Exactly repeat the material, dropping every picture from the copy.

Figure collection entries:
────

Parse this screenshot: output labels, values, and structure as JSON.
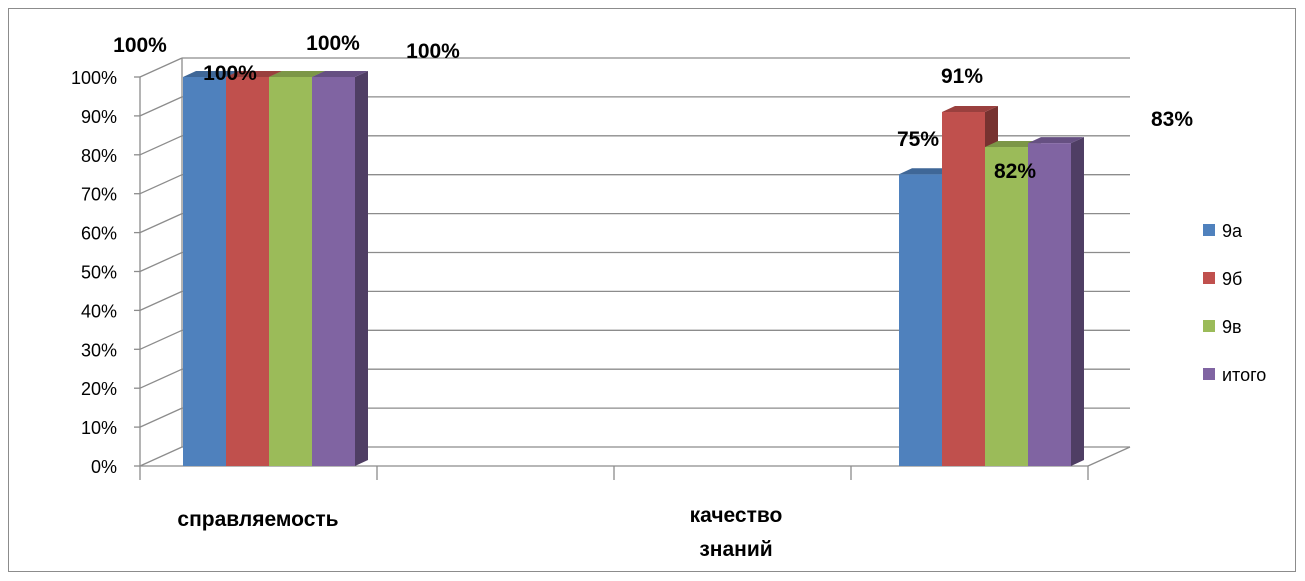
{
  "chart_data": {
    "type": "bar",
    "categories": [
      "справляемость",
      "качество знаний"
    ],
    "category_lines": [
      [
        "справляемость"
      ],
      [
        "качество",
        "знаний"
      ]
    ],
    "series": [
      {
        "name": "9а",
        "values": [
          100,
          75
        ],
        "labels": [
          "100%",
          "75%"
        ],
        "color": "#4f81bd"
      },
      {
        "name": "9б",
        "values": [
          100,
          91
        ],
        "labels": [
          "100%",
          "91%"
        ],
        "color": "#c0504d"
      },
      {
        "name": "9в",
        "values": [
          100,
          82
        ],
        "labels": [
          "100%",
          "82%"
        ],
        "color": "#9bbb59"
      },
      {
        "name": "итого",
        "values": [
          100,
          83
        ],
        "labels": [
          "100%",
          "83%"
        ],
        "color": "#8064a2"
      }
    ],
    "ylim": [
      0,
      100
    ],
    "yticks": [
      "0%",
      "10%",
      "20%",
      "30%",
      "40%",
      "50%",
      "60%",
      "70%",
      "80%",
      "90%",
      "100%"
    ],
    "grid": true,
    "legend": "right",
    "style": "3d clustered column"
  }
}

────

Reply to the exercise:
Parse this screenshot: output labels, values, and structure as JSON.
{
  "chart_data": {
    "type": "bar",
    "categories": [
      "справляемость",
      "качество знаний"
    ],
    "category_lines": [
      [
        "справляемость"
      ],
      [
        "качество",
        "знаний"
      ]
    ],
    "series": [
      {
        "name": "9а",
        "values": [
          100,
          75
        ],
        "labels": [
          "100%",
          "75%"
        ],
        "color": "#4f81bd"
      },
      {
        "name": "9б",
        "values": [
          100,
          91
        ],
        "labels": [
          "100%",
          "91%"
        ],
        "color": "#c0504d"
      },
      {
        "name": "9в",
        "values": [
          100,
          82
        ],
        "labels": [
          "100%",
          "82%"
        ],
        "color": "#9bbb59"
      },
      {
        "name": "итого",
        "values": [
          100,
          83
        ],
        "labels": [
          "100%",
          "83%"
        ],
        "color": "#8064a2"
      }
    ],
    "ylim": [
      0,
      100
    ],
    "yticks": [
      "0%",
      "10%",
      "20%",
      "30%",
      "40%",
      "50%",
      "60%",
      "70%",
      "80%",
      "90%",
      "100%"
    ],
    "grid": true,
    "legend": "right",
    "style": "3d clustered column"
  }
}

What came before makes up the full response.